# [PAGE EXTRACT]
=======

Despite these positive results, it still seems reasonable to approach the uniqueness problem for the topology for arbitrary n-local fields without using this workaround in positive characteristic.
Examples 1.29 and 1.30 suggest that looking at n-local fields per se, there are too many automorphisms to make reasonable and especially canonical use of topological concepts. As a result, Yekutieli proposes to rigidify the category of n-local fields by choosing and fixing a topology on them. This will be an extra datum. Working in this context, one can restrict one’s attention to those field automorphisms which are also continuous. This greatly cuts down the size of the automorphism group: For an n-local field, we define the ring
$$\begin{aligned} O(K):=\mathcal {O}_{1}\times _{k_{1}}\mathcal {O}_{2}\times _{k_{2}}\cdots \times _{k_{n-1}}\mathcal {O}_{n}\subset K. \end{aligned}$$
It consists of those elements in \(\mathcal {O}_{1}\) whose residual image lies in \(\mathcal {O}_{2}\) such that their residual image lies in \(\mathcal {O}_{3}\) and so forth.

Definition 1.32

(Yekutieli) Let k be a perfect field. A topological n -local field (TLF) consists of the following data:
  1. (1)

    an n-local field K as in Definition 1.2,

     
  2. (2)

    a topology \(\mathcal {T}\) on K which makes it an ST ring,

     
  3. (3)

    a ring homomorphism \(k\rightarrow O(K)\) such that the composition \(k\rightarrow O(K)\rightarrow k_{n}\) is a finite extension of fields;

     
and we assume there exists a (non-canonical, not part of the datum) field isomorphism
$$\begin{aligned} \phi :k((t_{1}))((t_{2}))\cdots ((t_{n}))\overset{\sim }{\longrightarrow }K \end{aligned}$$
which is also an isomorphism in \(\mathsf {STRing}(k)\), where the left-hand side is equipped with the standard ST ring structure, as explained in Example 1.28.

=======

# [WRITTEN INSTRUCTION A]
Please echo the entries from the line with "wind-vector-head xyxy=(243,190,250,195)" to the line with "wind-vector-head xyxy=(243,228,250,233)", both included, and nothing else.

=======

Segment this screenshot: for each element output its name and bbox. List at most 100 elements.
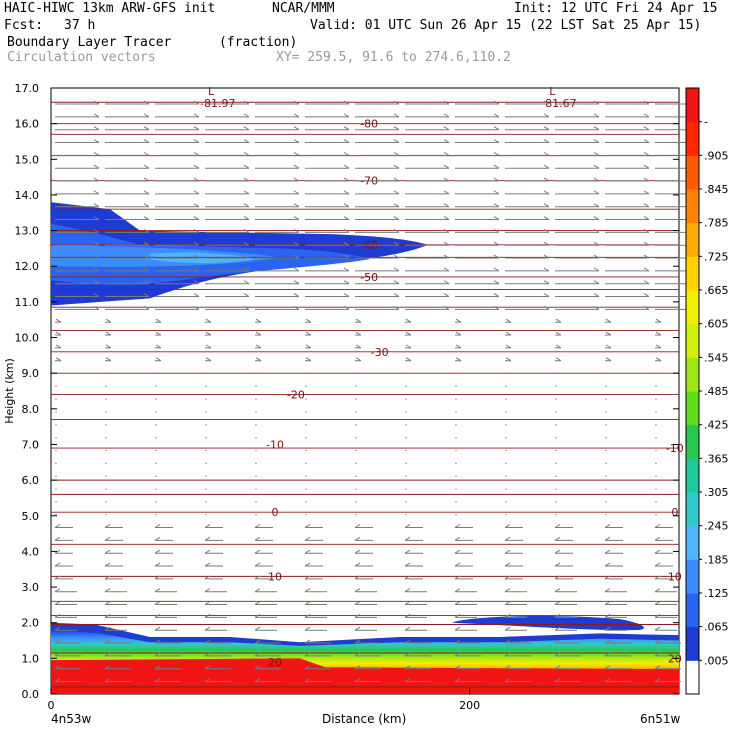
wind-vector-head xyxy=(243,190,250,195)
colorbar-segment xyxy=(686,424,699,459)
wind-vector-head xyxy=(193,254,200,259)
vector-dot xyxy=(455,424,457,426)
vector-dot xyxy=(505,449,507,452)
vector-dot xyxy=(455,398,457,400)
wind-vector-head xyxy=(243,228,250,233)
wind-vector-head xyxy=(143,280,150,285)
vector-dot xyxy=(655,372,657,375)
wind-vector-head xyxy=(193,203,200,208)
wind-vector-head xyxy=(193,113,200,118)
wind-vector-head xyxy=(343,267,350,272)
vector-dot xyxy=(605,475,607,477)
wind-vector-head xyxy=(55,331,62,336)
colorbar-label: .845 xyxy=(704,183,729,196)
wind-vector-head xyxy=(104,562,111,567)
wind-vector-head xyxy=(304,536,311,541)
vector-dot xyxy=(405,488,407,490)
wind-vector-head xyxy=(355,331,362,336)
wind-vector-head xyxy=(343,280,350,285)
wind-vector-head xyxy=(393,241,400,246)
wind-vector-head xyxy=(454,536,461,541)
wind-vector-head xyxy=(393,216,400,220)
wind-vector-head xyxy=(104,639,111,644)
wind-vector-head xyxy=(304,626,311,631)
x-tick-label: 200 xyxy=(459,699,480,712)
y-tick-label: 14.0 xyxy=(15,189,40,202)
colorbar-segment xyxy=(686,391,699,426)
tracer-fill-layer xyxy=(51,202,679,694)
wind-vector-head xyxy=(143,254,150,259)
wind-vector-head xyxy=(443,216,450,220)
vector-dot xyxy=(555,398,557,400)
y-tick-label: 10.0 xyxy=(15,332,40,345)
vector-dot xyxy=(205,372,207,375)
wind-vector-head xyxy=(243,177,250,182)
wind-vector-head xyxy=(154,524,161,528)
wind-vector-head xyxy=(54,626,61,631)
wind-vector-head xyxy=(593,190,600,195)
vector-dot xyxy=(455,475,457,477)
colorbar-label: .785 xyxy=(704,217,729,230)
vector-dot xyxy=(305,372,307,375)
vector-dot xyxy=(655,488,657,490)
colorbar-label: - xyxy=(704,116,708,129)
wind-vector-head xyxy=(555,357,562,362)
wind-vector-head xyxy=(504,613,511,618)
wind-vector-head xyxy=(554,536,561,541)
vector-dot xyxy=(155,424,157,426)
wind-vector-head xyxy=(143,139,150,143)
wind-vector-head xyxy=(193,305,200,310)
vector-dot xyxy=(655,385,657,388)
wind-vector-head xyxy=(504,626,511,631)
wind-vector-head xyxy=(293,305,300,310)
vector-dot xyxy=(105,398,107,400)
vector-dot xyxy=(105,411,107,413)
wind-vector-head xyxy=(543,126,550,131)
wind-vector-head xyxy=(93,100,100,105)
vector-dot xyxy=(405,449,407,452)
vector-dot xyxy=(155,385,157,388)
left-endpoint-label: 4n53w xyxy=(51,712,92,726)
wind-vector-head xyxy=(454,562,461,567)
vector-dot xyxy=(405,398,407,400)
wind-vector-head xyxy=(604,678,611,682)
vector-dot xyxy=(105,488,107,490)
wind-vector-head xyxy=(454,524,461,528)
wind-vector-head xyxy=(293,113,300,118)
wind-vector-head xyxy=(254,613,261,618)
wind-vector-head xyxy=(455,318,462,323)
colorbar-segment xyxy=(686,323,699,358)
wind-vector-head xyxy=(343,216,350,220)
vector-dot xyxy=(455,436,457,439)
colorbar-label: .725 xyxy=(704,250,729,263)
wind-vector-head xyxy=(354,678,361,682)
wind-vector-head xyxy=(504,652,511,657)
vector-dot xyxy=(255,398,257,400)
colorbar-label: .005 xyxy=(704,654,729,667)
vector-label: Circulation vectors xyxy=(7,50,156,65)
vector-dot xyxy=(605,436,607,439)
wind-vector-head xyxy=(204,678,211,682)
wind-vector-head xyxy=(254,601,261,605)
y-tick-label: 16.0 xyxy=(15,118,40,131)
wind-vector-head xyxy=(543,203,550,208)
wind-vector-head xyxy=(493,254,500,259)
wind-vector-head xyxy=(504,575,511,580)
y-tick-label: 2.0 xyxy=(22,617,40,630)
wind-vector-head xyxy=(243,254,250,259)
vector-dot xyxy=(655,462,657,465)
wind-vector-head xyxy=(105,357,112,362)
vector-dot xyxy=(105,436,107,439)
vector-dot xyxy=(155,411,157,413)
vector-dot xyxy=(255,411,257,413)
vector-dot xyxy=(255,385,257,388)
wind-vector-head xyxy=(393,164,400,169)
wind-vector-head xyxy=(243,280,250,285)
colorbar-label: .425 xyxy=(704,419,729,432)
vector-dot xyxy=(305,513,307,516)
vector-dot xyxy=(655,513,657,516)
wind-vector-head xyxy=(104,626,111,631)
wind-vector-head xyxy=(143,216,150,220)
wind-vector-head xyxy=(305,318,312,323)
wind-vector-head xyxy=(104,665,111,670)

=======

# [WRITTEN INSTRUCTION B]
In the excerpt on n-local fields, how does Yekutieli propose to rigidify the category of n-local fields?

# [EXERCISE RESPONSE A]
wind-vector-head xyxy=(243,190,250,195)
colorbar-segment xyxy=(686,424,699,459)
wind-vector-head xyxy=(193,254,200,259)
vector-dot xyxy=(455,424,457,426)
vector-dot xyxy=(505,449,507,452)
vector-dot xyxy=(455,398,457,400)
wind-vector-head xyxy=(243,228,250,233)

# [EXERCISE RESPONSE B]
By choosing and fixing a topology on them.